WRITTEN REQUEST:
Copy each line exactly. Drop every picture.

[Data excerpts]
______________________________
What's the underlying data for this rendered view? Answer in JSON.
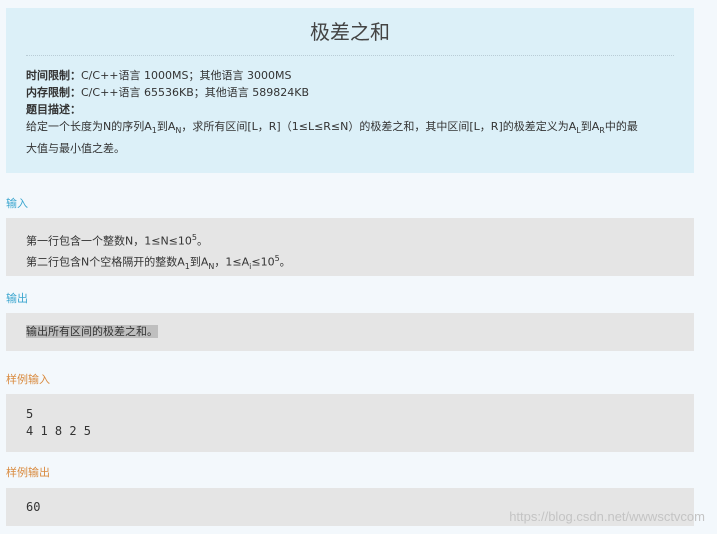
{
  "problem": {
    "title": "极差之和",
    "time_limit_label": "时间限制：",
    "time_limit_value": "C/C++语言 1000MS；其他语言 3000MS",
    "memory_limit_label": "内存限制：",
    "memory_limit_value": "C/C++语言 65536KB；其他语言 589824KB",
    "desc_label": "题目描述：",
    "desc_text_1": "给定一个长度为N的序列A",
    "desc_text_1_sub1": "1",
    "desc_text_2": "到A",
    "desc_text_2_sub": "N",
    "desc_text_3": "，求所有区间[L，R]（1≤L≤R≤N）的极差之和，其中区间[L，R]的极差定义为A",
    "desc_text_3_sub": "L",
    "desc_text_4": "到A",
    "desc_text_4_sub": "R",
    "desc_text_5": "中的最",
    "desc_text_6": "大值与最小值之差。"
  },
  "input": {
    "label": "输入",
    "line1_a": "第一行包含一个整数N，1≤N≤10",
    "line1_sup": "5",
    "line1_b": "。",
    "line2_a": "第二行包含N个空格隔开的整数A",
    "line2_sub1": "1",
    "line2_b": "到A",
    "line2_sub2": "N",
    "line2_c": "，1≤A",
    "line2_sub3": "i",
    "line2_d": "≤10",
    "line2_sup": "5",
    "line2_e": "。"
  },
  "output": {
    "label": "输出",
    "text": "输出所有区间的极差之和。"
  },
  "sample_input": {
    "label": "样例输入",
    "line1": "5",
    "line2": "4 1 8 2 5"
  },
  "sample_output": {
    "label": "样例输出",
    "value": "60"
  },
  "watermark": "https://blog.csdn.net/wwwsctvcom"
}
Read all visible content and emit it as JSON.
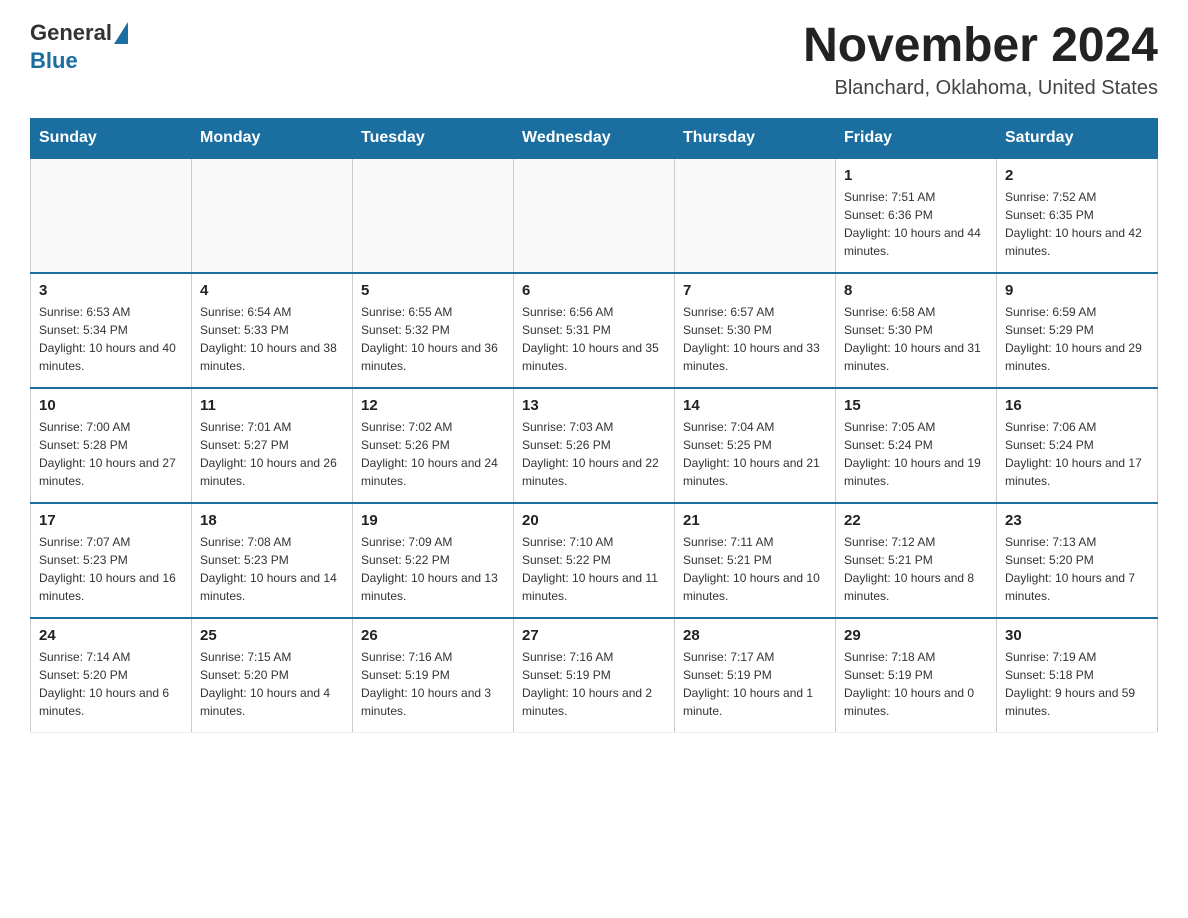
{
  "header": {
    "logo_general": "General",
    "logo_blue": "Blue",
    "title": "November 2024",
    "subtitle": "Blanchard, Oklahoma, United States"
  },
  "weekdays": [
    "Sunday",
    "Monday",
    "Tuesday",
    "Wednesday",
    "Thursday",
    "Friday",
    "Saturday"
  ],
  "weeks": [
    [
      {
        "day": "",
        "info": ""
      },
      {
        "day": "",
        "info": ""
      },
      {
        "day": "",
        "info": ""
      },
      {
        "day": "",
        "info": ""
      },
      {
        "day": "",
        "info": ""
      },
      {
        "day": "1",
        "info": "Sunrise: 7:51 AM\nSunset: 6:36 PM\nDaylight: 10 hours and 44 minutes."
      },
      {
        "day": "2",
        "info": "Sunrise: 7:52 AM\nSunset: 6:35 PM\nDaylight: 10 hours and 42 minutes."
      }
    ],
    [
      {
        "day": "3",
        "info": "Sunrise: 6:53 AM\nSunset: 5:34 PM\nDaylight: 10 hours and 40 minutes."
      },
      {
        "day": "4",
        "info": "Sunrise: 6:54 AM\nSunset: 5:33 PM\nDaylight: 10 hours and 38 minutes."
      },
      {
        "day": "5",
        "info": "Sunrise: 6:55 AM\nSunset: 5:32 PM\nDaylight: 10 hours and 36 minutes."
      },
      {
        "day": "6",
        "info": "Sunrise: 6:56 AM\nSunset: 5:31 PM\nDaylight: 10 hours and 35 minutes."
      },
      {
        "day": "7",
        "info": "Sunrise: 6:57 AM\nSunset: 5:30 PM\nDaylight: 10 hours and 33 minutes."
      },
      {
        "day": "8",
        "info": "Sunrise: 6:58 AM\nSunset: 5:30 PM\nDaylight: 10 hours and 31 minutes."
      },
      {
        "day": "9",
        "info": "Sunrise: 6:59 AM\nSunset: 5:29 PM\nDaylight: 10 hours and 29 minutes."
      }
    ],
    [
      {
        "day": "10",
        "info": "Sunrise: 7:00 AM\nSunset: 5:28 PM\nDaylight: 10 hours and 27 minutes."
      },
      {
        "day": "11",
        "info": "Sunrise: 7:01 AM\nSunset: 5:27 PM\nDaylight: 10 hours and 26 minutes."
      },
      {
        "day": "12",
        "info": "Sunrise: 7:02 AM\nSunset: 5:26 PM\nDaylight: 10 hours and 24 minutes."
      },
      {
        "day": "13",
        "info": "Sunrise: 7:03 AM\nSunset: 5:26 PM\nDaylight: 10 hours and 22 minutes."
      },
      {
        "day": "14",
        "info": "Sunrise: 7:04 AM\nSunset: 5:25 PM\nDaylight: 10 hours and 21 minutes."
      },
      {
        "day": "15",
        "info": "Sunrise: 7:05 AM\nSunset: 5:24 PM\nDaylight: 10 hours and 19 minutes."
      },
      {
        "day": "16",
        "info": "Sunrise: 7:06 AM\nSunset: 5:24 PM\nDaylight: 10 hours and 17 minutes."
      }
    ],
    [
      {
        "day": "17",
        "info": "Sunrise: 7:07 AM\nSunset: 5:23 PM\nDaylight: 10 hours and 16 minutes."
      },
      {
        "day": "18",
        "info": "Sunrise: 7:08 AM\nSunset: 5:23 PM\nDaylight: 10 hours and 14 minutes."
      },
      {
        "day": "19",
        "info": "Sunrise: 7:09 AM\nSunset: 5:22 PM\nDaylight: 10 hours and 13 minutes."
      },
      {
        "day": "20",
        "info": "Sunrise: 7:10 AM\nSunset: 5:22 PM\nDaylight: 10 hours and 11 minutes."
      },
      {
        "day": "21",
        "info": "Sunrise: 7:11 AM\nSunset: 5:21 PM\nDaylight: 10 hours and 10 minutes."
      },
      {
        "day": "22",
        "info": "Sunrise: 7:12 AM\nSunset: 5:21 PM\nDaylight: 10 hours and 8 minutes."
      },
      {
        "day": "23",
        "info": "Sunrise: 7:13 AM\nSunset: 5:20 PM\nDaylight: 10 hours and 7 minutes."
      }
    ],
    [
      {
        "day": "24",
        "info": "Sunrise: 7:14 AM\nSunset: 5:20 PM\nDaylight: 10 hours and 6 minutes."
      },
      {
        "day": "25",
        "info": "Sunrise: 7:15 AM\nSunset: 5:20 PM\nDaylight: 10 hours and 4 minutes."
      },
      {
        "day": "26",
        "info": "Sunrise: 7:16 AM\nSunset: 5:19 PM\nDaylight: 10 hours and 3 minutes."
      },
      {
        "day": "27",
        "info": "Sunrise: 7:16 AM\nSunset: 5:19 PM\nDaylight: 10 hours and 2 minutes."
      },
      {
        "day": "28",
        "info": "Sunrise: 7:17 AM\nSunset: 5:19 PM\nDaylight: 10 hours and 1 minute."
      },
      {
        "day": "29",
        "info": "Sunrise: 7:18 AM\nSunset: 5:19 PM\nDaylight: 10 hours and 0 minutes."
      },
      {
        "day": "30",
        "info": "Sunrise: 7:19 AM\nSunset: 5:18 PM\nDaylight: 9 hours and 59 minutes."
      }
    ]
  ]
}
______________________________
SOLUTION BELOW:
What's the underlying data for this rendered view? Answer in JSON.
{
  "problem": {
    "title": "极差之和",
    "time_limit_label": "时间限制：",
    "time_limit_value": "C/C++语言 1000MS；其他语言 3000MS",
    "memory_limit_label": "内存限制：",
    "memory_limit_value": "C/C++语言 65536KB；其他语言 589824KB",
    "desc_label": "题目描述：",
    "desc_text_1": "给定一个长度为N的序列A",
    "desc_text_1_sub1": "1",
    "desc_text_2": "到A",
    "desc_text_2_sub": "N",
    "desc_text_3": "，求所有区间[L，R]（1≤L≤R≤N）的极差之和，其中区间[L，R]的极差定义为A",
    "desc_text_3_sub": "L",
    "desc_text_4": "到A",
    "desc_text_4_sub": "R",
    "desc_text_5": "中的最",
    "desc_text_6": "大值与最小值之差。"
  },
  "input": {
    "label": "输入",
    "line1_a": "第一行包含一个整数N，1≤N≤10",
    "line1_sup": "5",
    "line1_b": "。",
    "line2_a": "第二行包含N个空格隔开的整数A",
    "line2_sub1": "1",
    "line2_b": "到A",
    "line2_sub2": "N",
    "line2_c": "，1≤A",
    "line2_sub3": "i",
    "line2_d": "≤10",
    "line2_sup": "5",
    "line2_e": "。"
  },
  "output": {
    "label": "输出",
    "text": "输出所有区间的极差之和。"
  },
  "sample_input": {
    "label": "样例输入",
    "line1": "5",
    "line2": "4 1 8 2 5"
  },
  "sample_output": {
    "label": "样例输出",
    "value": "60"
  },
  "watermark": "https://blog.csdn.net/wwwsctvcom"
}
Read all visible content and emit it as JSON.
{
  "header": {
    "logo_general": "General",
    "logo_blue": "Blue",
    "title": "November 2024",
    "subtitle": "Blanchard, Oklahoma, United States"
  },
  "weekdays": [
    "Sunday",
    "Monday",
    "Tuesday",
    "Wednesday",
    "Thursday",
    "Friday",
    "Saturday"
  ],
  "weeks": [
    [
      {
        "day": "",
        "info": ""
      },
      {
        "day": "",
        "info": ""
      },
      {
        "day": "",
        "info": ""
      },
      {
        "day": "",
        "info": ""
      },
      {
        "day": "",
        "info": ""
      },
      {
        "day": "1",
        "info": "Sunrise: 7:51 AM\nSunset: 6:36 PM\nDaylight: 10 hours and 44 minutes."
      },
      {
        "day": "2",
        "info": "Sunrise: 7:52 AM\nSunset: 6:35 PM\nDaylight: 10 hours and 42 minutes."
      }
    ],
    [
      {
        "day": "3",
        "info": "Sunrise: 6:53 AM\nSunset: 5:34 PM\nDaylight: 10 hours and 40 minutes."
      },
      {
        "day": "4",
        "info": "Sunrise: 6:54 AM\nSunset: 5:33 PM\nDaylight: 10 hours and 38 minutes."
      },
      {
        "day": "5",
        "info": "Sunrise: 6:55 AM\nSunset: 5:32 PM\nDaylight: 10 hours and 36 minutes."
      },
      {
        "day": "6",
        "info": "Sunrise: 6:56 AM\nSunset: 5:31 PM\nDaylight: 10 hours and 35 minutes."
      },
      {
        "day": "7",
        "info": "Sunrise: 6:57 AM\nSunset: 5:30 PM\nDaylight: 10 hours and 33 minutes."
      },
      {
        "day": "8",
        "info": "Sunrise: 6:58 AM\nSunset: 5:30 PM\nDaylight: 10 hours and 31 minutes."
      },
      {
        "day": "9",
        "info": "Sunrise: 6:59 AM\nSunset: 5:29 PM\nDaylight: 10 hours and 29 minutes."
      }
    ],
    [
      {
        "day": "10",
        "info": "Sunrise: 7:00 AM\nSunset: 5:28 PM\nDaylight: 10 hours and 27 minutes."
      },
      {
        "day": "11",
        "info": "Sunrise: 7:01 AM\nSunset: 5:27 PM\nDaylight: 10 hours and 26 minutes."
      },
      {
        "day": "12",
        "info": "Sunrise: 7:02 AM\nSunset: 5:26 PM\nDaylight: 10 hours and 24 minutes."
      },
      {
        "day": "13",
        "info": "Sunrise: 7:03 AM\nSunset: 5:26 PM\nDaylight: 10 hours and 22 minutes."
      },
      {
        "day": "14",
        "info": "Sunrise: 7:04 AM\nSunset: 5:25 PM\nDaylight: 10 hours and 21 minutes."
      },
      {
        "day": "15",
        "info": "Sunrise: 7:05 AM\nSunset: 5:24 PM\nDaylight: 10 hours and 19 minutes."
      },
      {
        "day": "16",
        "info": "Sunrise: 7:06 AM\nSunset: 5:24 PM\nDaylight: 10 hours and 17 minutes."
      }
    ],
    [
      {
        "day": "17",
        "info": "Sunrise: 7:07 AM\nSunset: 5:23 PM\nDaylight: 10 hours and 16 minutes."
      },
      {
        "day": "18",
        "info": "Sunrise: 7:08 AM\nSunset: 5:23 PM\nDaylight: 10 hours and 14 minutes."
      },
      {
        "day": "19",
        "info": "Sunrise: 7:09 AM\nSunset: 5:22 PM\nDaylight: 10 hours and 13 minutes."
      },
      {
        "day": "20",
        "info": "Sunrise: 7:10 AM\nSunset: 5:22 PM\nDaylight: 10 hours and 11 minutes."
      },
      {
        "day": "21",
        "info": "Sunrise: 7:11 AM\nSunset: 5:21 PM\nDaylight: 10 hours and 10 minutes."
      },
      {
        "day": "22",
        "info": "Sunrise: 7:12 AM\nSunset: 5:21 PM\nDaylight: 10 hours and 8 minutes."
      },
      {
        "day": "23",
        "info": "Sunrise: 7:13 AM\nSunset: 5:20 PM\nDaylight: 10 hours and 7 minutes."
      }
    ],
    [
      {
        "day": "24",
        "info": "Sunrise: 7:14 AM\nSunset: 5:20 PM\nDaylight: 10 hours and 6 minutes."
      },
      {
        "day": "25",
        "info": "Sunrise: 7:15 AM\nSunset: 5:20 PM\nDaylight: 10 hours and 4 minutes."
      },
      {
        "day": "26",
        "info": "Sunrise: 7:16 AM\nSunset: 5:19 PM\nDaylight: 10 hours and 3 minutes."
      },
      {
        "day": "27",
        "info": "Sunrise: 7:16 AM\nSunset: 5:19 PM\nDaylight: 10 hours and 2 minutes."
      },
      {
        "day": "28",
        "info": "Sunrise: 7:17 AM\nSunset: 5:19 PM\nDaylight: 10 hours and 1 minute."
      },
      {
        "day": "29",
        "info": "Sunrise: 7:18 AM\nSunset: 5:19 PM\nDaylight: 10 hours and 0 minutes."
      },
      {
        "day": "30",
        "info": "Sunrise: 7:19 AM\nSunset: 5:18 PM\nDaylight: 9 hours and 59 minutes."
      }
    ]
  ]
}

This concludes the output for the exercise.